----- Data provided -----

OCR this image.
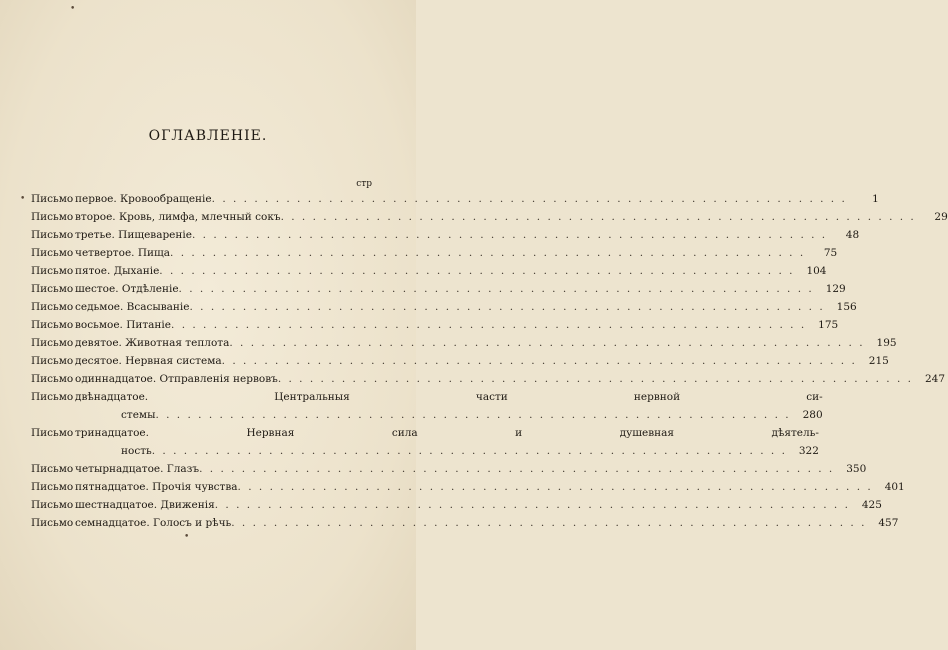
•
ОГЛАВЛЕНІЕ.
стр
• Письмо первое. Кровообращеніе . . . . . . . . . . . . . . . . . . . . . . . . . . . . . . . . . . . . . . . . . . . . . . . . . . . . . . . . . . . .	1
Письмо второе. Кровь, лимфа, млечный сокъ . . . . . . . . . . . . . . . . . . . . . . . . . . . . . . . . . . . . . . . . . . . . . . . . . . . . . . . . . . . .	29
Письмо третье. Пищевареніе . . . . . . . . . . . . . . . . . . . . . . . . . . . . . . . . . . . . . . . . . . . . . . . . . . . . . . . . . . . .	48
Письмо четвертое. Пища . . . . . . . . . . . . . . . . . . . . . . . . . . . . . . . . . . . . . . . . . . . . . . . . . . . . . . . . . . . .	75
Письмо пятое. Дыханіе . . . . . . . . . . . . . . . . . . . . . . . . . . . . . . . . . . . . . . . . . . . . . . . . . . . . . . . . . . . .	104
Письмо шестое. Отдѣленіе . . . . . . . . . . . . . . . . . . . . . . . . . . . . . . . . . . . . . . . . . . . . . . . . . . . . . . . . . . . .	129
Письмо седьмое. Всасываніе . . . . . . . . . . . . . . . . . . . . . . . . . . . . . . . . . . . . . . . . . . . . . . . . . . . . . . . . . . . .	156
Письмо восьмое. Питаніе . . . . . . . . . . . . . . . . . . . . . . . . . . . . . . . . . . . . . . . . . . . . . . . . . . . . . . . . . . . .	175
Письмо девятое. Животная теплота . . . . . . . . . . . . . . . . . . . . . . . . . . . . . . . . . . . . . . . . . . . . . . . . . . . . . . . . . . . .	195
Письмо десятое. Нервная система . . . . . . . . . . . . . . . . . . . . . . . . . . . . . . . . . . . . . . . . . . . . . . . . . . . . . . . . . . . .	215
Письмо одиннадцатое. Отправленія нервовъ . . . . . . . . . . . . . . . . . . . . . . . . . . . . . . . . . . . . . . . . . . . . . . . . . . . . . . . . . . . .	247
Письмо двѣнадцатое. Центральныя части нервной си-
стемы . . . . . . . . . . . . . . . . . . . . . . . . . . . . . . . . . . . . . . . . . . . . . . . . . . . . . . . . . . . .	280
Письмо тринадцатое. Нервная сила и душевная дѣятель-
ность . . . . . . . . . . . . . . . . . . . . . . . . . . . . . . . . . . . . . . . . . . . . . . . . . . . . . . . . . . . .	322
Письмо четырнадцатое. Глазъ . . . . . . . . . . . . . . . . . . . . . . . . . . . . . . . . . . . . . . . . . . . . . . . . . . . . . . . . . . . .	350
Письмо пятнадцатое. Прочія чувства . . . . . . . . . . . . . . . . . . . . . . . . . . . . . . . . . . . . . . . . . . . . . . . . . . . . . . . . . . . .	401
Письмо шестнадцатое. Движенія . . . . . . . . . . . . . . . . . . . . . . . . . . . . . . . . . . . . . . . . . . . . . . . . . . . . . . . . . . . .	425
Письмо семнадцатое. Голосъ и рѣчь . . . . . . . . . . . . . . . . . . . . . . . . . . . . . . . . . . . . . . . . . . . . . . . . . . . . . . . . . . . .	457
•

-----

### Stated task
Pull every line containing the word "Нервная" out of the material and copy it.

### Task answer
Письмо десятое. Нервная система . . . . . . . . . . . . . . . . . . . . . . . . . . . . . . . . . . . . . . . . . . . . . . . . . . . . . . . . . . . .	215
Письмо тринадцатое. Нервная сила и душевная дѣятель-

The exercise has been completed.